WRITTEN EXERCISE:
Transcribe each record exactly. Include every one.

==== EXCERPTED DATA ====

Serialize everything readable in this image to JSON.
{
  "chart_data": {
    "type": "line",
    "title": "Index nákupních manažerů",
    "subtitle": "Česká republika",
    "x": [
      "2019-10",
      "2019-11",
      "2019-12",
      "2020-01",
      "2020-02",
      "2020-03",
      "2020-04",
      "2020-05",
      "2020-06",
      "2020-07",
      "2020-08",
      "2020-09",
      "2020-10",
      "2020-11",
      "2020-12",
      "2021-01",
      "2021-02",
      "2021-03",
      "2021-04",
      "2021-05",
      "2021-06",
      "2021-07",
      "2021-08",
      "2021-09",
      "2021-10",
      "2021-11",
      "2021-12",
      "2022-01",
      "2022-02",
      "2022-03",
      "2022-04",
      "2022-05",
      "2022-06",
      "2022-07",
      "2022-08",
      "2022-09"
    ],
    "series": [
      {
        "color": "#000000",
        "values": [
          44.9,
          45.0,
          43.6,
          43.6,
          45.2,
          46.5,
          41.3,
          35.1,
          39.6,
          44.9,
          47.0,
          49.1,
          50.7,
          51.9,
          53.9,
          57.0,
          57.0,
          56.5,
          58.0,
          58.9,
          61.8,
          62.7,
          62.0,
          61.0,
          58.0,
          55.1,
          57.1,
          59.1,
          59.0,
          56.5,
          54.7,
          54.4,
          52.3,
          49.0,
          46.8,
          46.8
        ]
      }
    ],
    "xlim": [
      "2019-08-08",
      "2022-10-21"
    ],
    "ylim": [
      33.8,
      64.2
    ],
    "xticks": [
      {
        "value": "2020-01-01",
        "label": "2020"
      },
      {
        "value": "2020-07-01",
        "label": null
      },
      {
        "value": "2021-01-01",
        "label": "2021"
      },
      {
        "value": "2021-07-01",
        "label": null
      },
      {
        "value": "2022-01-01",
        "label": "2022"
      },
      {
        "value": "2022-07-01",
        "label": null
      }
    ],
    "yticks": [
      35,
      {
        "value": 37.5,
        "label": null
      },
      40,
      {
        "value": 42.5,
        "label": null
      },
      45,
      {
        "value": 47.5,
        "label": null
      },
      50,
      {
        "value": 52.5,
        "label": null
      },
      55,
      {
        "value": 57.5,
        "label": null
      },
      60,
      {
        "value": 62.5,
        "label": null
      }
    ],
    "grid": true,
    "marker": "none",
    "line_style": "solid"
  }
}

====

RESPONSE TO THIS TASK:
Serialize everything readable in this image to JSON.
{
  "chart_data": {
    "type": "line",
    "title": "Index nákupních manažerů",
    "subtitle": "Česká republika",
    "x": [
      "2019-10",
      "2019-11",
      "2019-12",
      "2020-01",
      "2020-02",
      "2020-03",
      "2020-04",
      "2020-05",
      "2020-06",
      "2020-07",
      "2020-08",
      "2020-09",
      "2020-10",
      "2020-11",
      "2020-12",
      "2021-01",
      "2021-02",
      "2021-03",
      "2021-04",
      "2021-05",
      "2021-06",
      "2021-07",
      "2021-08",
      "2021-09",
      "2021-10",
      "2021-11",
      "2021-12",
      "2022-01",
      "2022-02",
      "2022-03",
      "2022-04",
      "2022-05",
      "2022-06",
      "2022-07",
      "2022-08",
      "2022-09"
    ],
    "series": [
      {
        "color": "#000000",
        "values": [
          44.9,
          45.0,
          43.6,
          43.6,
          45.2,
          46.5,
          41.3,
          35.1,
          39.6,
          44.9,
          47.0,
          49.1,
          50.7,
          51.9,
          53.9,
          57.0,
          57.0,
          56.5,
          58.0,
          58.9,
          61.8,
          62.7,
          62.0,
          61.0,
          58.0,
          55.1,
          57.1,
          59.1,
          59.0,
          56.5,
          54.7,
          54.4,
          52.3,
          49.0,
          46.8,
          46.8
        ]
      }
    ],
    "xlim": [
      "2019-08-08",
      "2022-10-21"
    ],
    "ylim": [
      33.8,
      64.2
    ],
    "xticks": [
      {
        "value": "2020-01-01",
        "label": "2020"
      },
      {
        "value": "2020-07-01",
        "label": null
      },
      {
        "value": "2021-01-01",
        "label": "2021"
      },
      {
        "value": "2021-07-01",
        "label": null
      },
      {
        "value": "2022-01-01",
        "label": "2022"
      },
      {
        "value": "2022-07-01",
        "label": null
      }
    ],
    "yticks": [
      35,
      {
        "value": 37.5,
        "label": null
      },
      40,
      {
        "value": 42.5,
        "label": null
      },
      45,
      {
        "value": 47.5,
        "label": null
      },
      50,
      {
        "value": 52.5,
        "label": null
      },
      55,
      {
        "value": 57.5,
        "label": null
      },
      60,
      {
        "value": 62.5,
        "label": null
      }
    ],
    "grid": true,
    "marker": "none",
    "line_style": "solid"
  }
}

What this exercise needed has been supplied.